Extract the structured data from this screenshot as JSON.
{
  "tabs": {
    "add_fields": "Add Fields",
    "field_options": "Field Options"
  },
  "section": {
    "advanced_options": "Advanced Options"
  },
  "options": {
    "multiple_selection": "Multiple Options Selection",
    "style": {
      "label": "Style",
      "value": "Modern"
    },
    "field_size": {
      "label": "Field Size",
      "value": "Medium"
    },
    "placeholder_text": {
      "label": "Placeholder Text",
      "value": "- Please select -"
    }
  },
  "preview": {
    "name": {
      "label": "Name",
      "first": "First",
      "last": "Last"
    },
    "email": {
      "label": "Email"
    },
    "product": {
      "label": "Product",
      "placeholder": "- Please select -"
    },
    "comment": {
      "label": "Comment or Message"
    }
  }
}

════════════════

Exercise description
Return all the data above once more, precisely as given.

Solution to this exercise
Extract the structured data from this screenshot as JSON.
{
  "tabs": {
    "add_fields": "Add Fields",
    "field_options": "Field Options"
  },
  "section": {
    "advanced_options": "Advanced Options"
  },
  "options": {
    "multiple_selection": "Multiple Options Selection",
    "style": {
      "label": "Style",
      "value": "Modern"
    },
    "field_size": {
      "label": "Field Size",
      "value": "Medium"
    },
    "placeholder_text": {
      "label": "Placeholder Text",
      "value": "- Please select -"
    }
  },
  "preview": {
    "name": {
      "label": "Name",
      "first": "First",
      "last": "Last"
    },
    "email": {
      "label": "Email"
    },
    "product": {
      "label": "Product",
      "placeholder": "- Please select -"
    },
    "comment": {
      "label": "Comment or Message"
    }
  }
}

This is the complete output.